* **What is asked**: Pull each line holding the word "ὑδρατμῶν" from the data.

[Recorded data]
_____

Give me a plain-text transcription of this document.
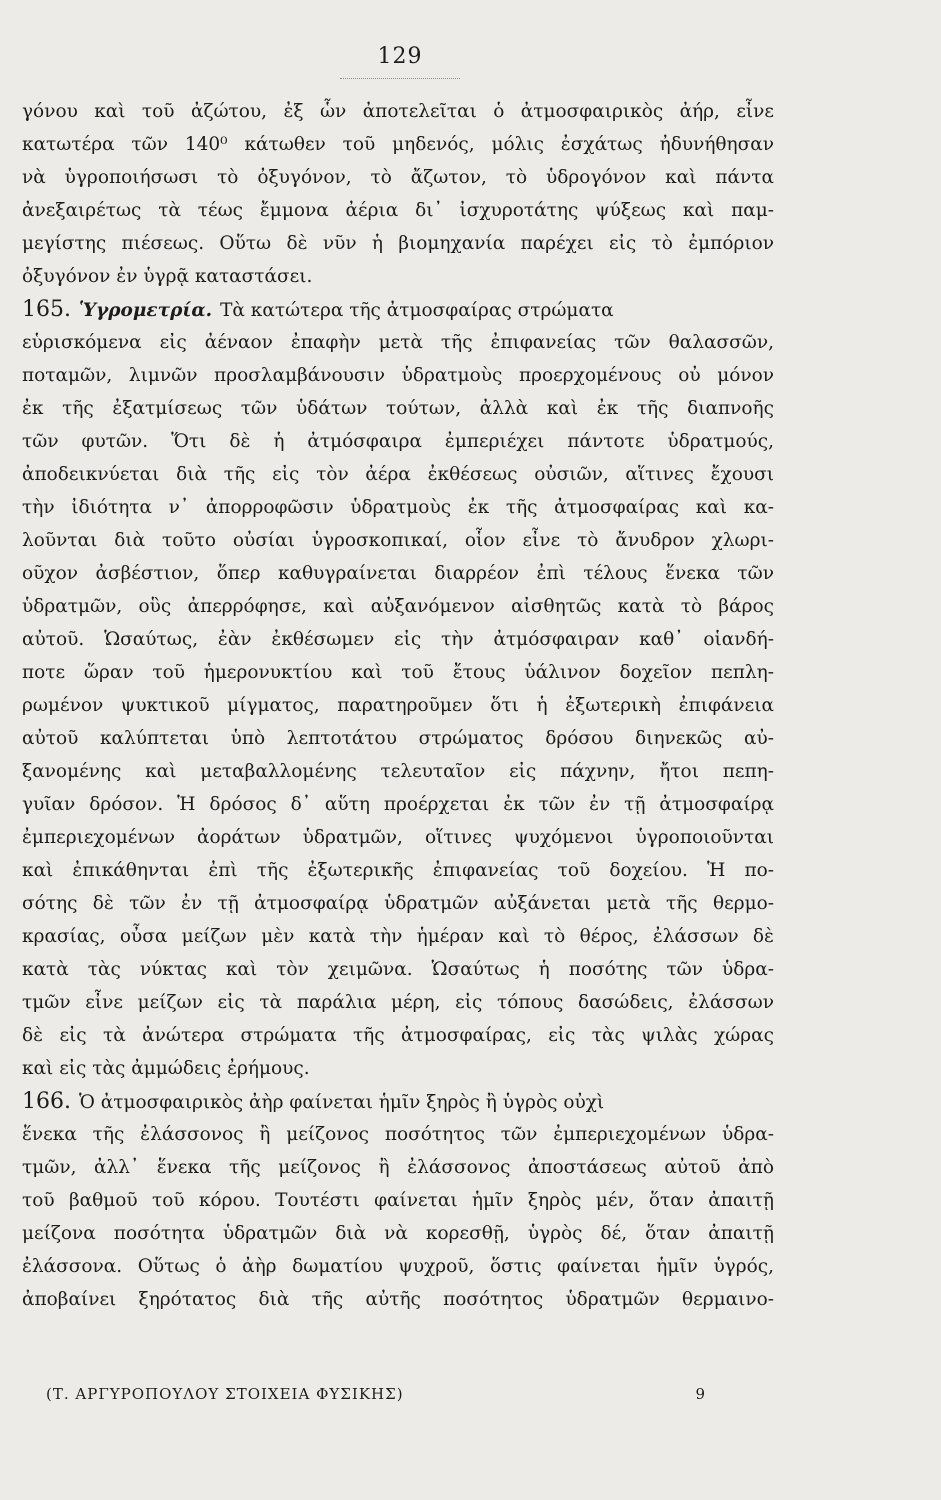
129
γόνου καὶ τοῦ ἀζώτου, ἐξ ὧν ἀποτελεῖται ὁ ἀτμοσφαιρικὸς ἀήρ, εἶνε
κατωτέρα τῶν 140⁰ κάτωθεν τοῦ μηδενός, μόλις ἐσχάτως ἠδυνήθησαν
νὰ ὑγροποιήσωσι τὸ ὀξυγόνον, τὸ ἄζωτον, τὸ ὑδρογόνον καὶ πάντα
ἀνεξαιρέτως τὰ τέως ἔμμονα ἀέρια δι᾽ ἰσχυροτάτης ψύξεως καὶ παμ-
μεγίστης πιέσεως. Οὕτω δὲ νῦν ἡ βιομηχανία παρέχει εἰς τὸ ἐμπόριον
ὀξυγόνον ἐν ὑγρᾷ καταστάσει.
165. Ὑγρομετρία. Τὰ κατώτερα τῆς ἀτμοσφαίρας στρώματα
εὑρισκόμενα εἰς ἀέναον ἐπαφὴν μετὰ τῆς ἐπιφανείας τῶν θαλασσῶν,
ποταμῶν, λιμνῶν προσλαμβάνουσιν ὑδρατμοὺς προερχομένους οὐ μόνον
ἐκ τῆς ἐξατμίσεως τῶν ὑδάτων τούτων, ἀλλὰ καὶ ἐκ τῆς διαπνοῆς
τῶν φυτῶν. Ὅτι δὲ ἡ ἀτμόσφαιρα ἐμπεριέχει πάντοτε ὑδρατμούς,
ἀποδεικνύεται διὰ τῆς εἰς τὸν ἀέρα ἐκθέσεως οὐσιῶν, αἵτινες ἔχουσι
τὴν ἰδιότητα ν᾽ ἀπορροφῶσιν ὑδρατμοὺς ἐκ τῆς ἀτμοσφαίρας καὶ κα-
λοῦνται διὰ τοῦτο οὐσίαι ὑγροσκοπικαί, οἷον εἶνε τὸ ἄνυδρον χλωρι-
οῦχον ἀσβέστιον, ὅπερ καθυγραίνεται διαρρέον ἐπὶ τέλους ἕνεκα τῶν
ὑδρατμῶν, οὓς ἀπερρόφησε, καὶ αὐξανόμενον αἰσθητῶς κατὰ τὸ βάρος
αὐτοῦ. Ὡσαύτως, ἐὰν ἐκθέσωμεν εἰς τὴν ἀτμόσφαιραν καθ᾽ οἱανδή-
ποτε ὥραν τοῦ ἡμερονυκτίου καὶ τοῦ ἔτους ὑάλινον δοχεῖον πεπλη-
ρωμένον ψυκτικοῦ μίγματος, παρατηροῦμεν ὅτι ἡ ἐξωτερικὴ ἐπιφάνεια
αὐτοῦ καλύπτεται ὑπὸ λεπτοτάτου στρώματος δρόσου διηνεκῶς αὐ-
ξανομένης καὶ μεταβαλλομένης τελευταῖον εἰς πάχνην, ἤτοι πεπη-
γυῖαν δρόσον. Ἡ δρόσος δ᾽ αὕτη προέρχεται ἐκ τῶν ἐν τῇ ἀτμοσφαίρᾳ
ἐμπεριεχομένων ἀοράτων ὑδρατμῶν, οἵτινες ψυχόμενοι ὑγροποιοῦνται
καὶ ἐπικάθηνται ἐπὶ τῆς ἐξωτερικῆς ἐπιφανείας τοῦ δοχείου. Ἡ πο-
σότης δὲ τῶν ἐν τῇ ἀτμοσφαίρᾳ ὑδρατμῶν αὐξάνεται μετὰ τῆς θερμο-
κρασίας, οὖσα μείζων μὲν κατὰ τὴν ἡμέραν καὶ τὸ θέρος, ἐλάσσων δὲ
κατὰ τὰς νύκτας καὶ τὸν χειμῶνα. Ὡσαύτως ἡ ποσότης τῶν ὑδρα-
τμῶν εἶνε μείζων εἰς τὰ παράλια μέρη, εἰς τόπους δασώδεις, ἐλάσσων
δὲ εἰς τὰ ἀνώτερα στρώματα τῆς ἀτμοσφαίρας, εἰς τὰς ψιλὰς χώρας
καὶ εἰς τὰς ἀμμώδεις ἐρήμους.
166. Ὁ ἀτμοσφαιρικὸς ἀὴρ φαίνεται ἡμῖν ξηρὸς ἢ ὑγρὸς οὐχὶ
ἕνεκα τῆς ἐλάσσονος ἢ μείζονος ποσότητος τῶν ἐμπεριεχομένων ὑδρα-
τμῶν, ἀλλ᾽ ἕνεκα τῆς μείζονος ἢ ἐλάσσονος ἀποστάσεως αὐτοῦ ἀπὸ
τοῦ βαθμοῦ τοῦ κόρου. Τουτέστι φαίνεται ἡμῖν ξηρὸς μέν, ὅταν ἀπαιτῇ
μείζονα ποσότητα ὑδρατμῶν διὰ νὰ κορεσθῇ, ὑγρὸς δέ, ὅταν ἀπαιτῇ
ἐλάσσονα. Οὕτως ὁ ἀὴρ δωματίου ψυχροῦ, ὅστις φαίνεται ἡμῖν ὑγρός,
ἀποβαίνει ξηρότατος διὰ τῆς αὐτῆς ποσότητος ὑδρατμῶν θερμαινο-
(Τ. ΑΡΓΥΡΟΠΟΥΛΟΥ ΣΤΟΙΧΕΙΑ ΦΥΣΙΚΗΣ)	9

_____

* **The completed task**:
ὑδρατμῶν, οὓς ἀπερρόφησε, καὶ αὐξανόμενον αἰσθητῶς κατὰ τὸ βάρος
ἐμπεριεχομένων ἀοράτων ὑδρατμῶν, οἵτινες ψυχόμενοι ὑγροποιοῦνται
σότης δὲ τῶν ἐν τῇ ἀτμοσφαίρᾳ ὑδρατμῶν αὐξάνεται μετὰ τῆς θερμο-
μείζονα ποσότητα ὑδρατμῶν διὰ νὰ κορεσθῇ, ὑγρὸς δέ, ὅταν ἀπαιτῇ
ἀποβαίνει ξηρότατος διὰ τῆς αὐτῆς ποσότητος ὑδρατμῶν θερμαινο-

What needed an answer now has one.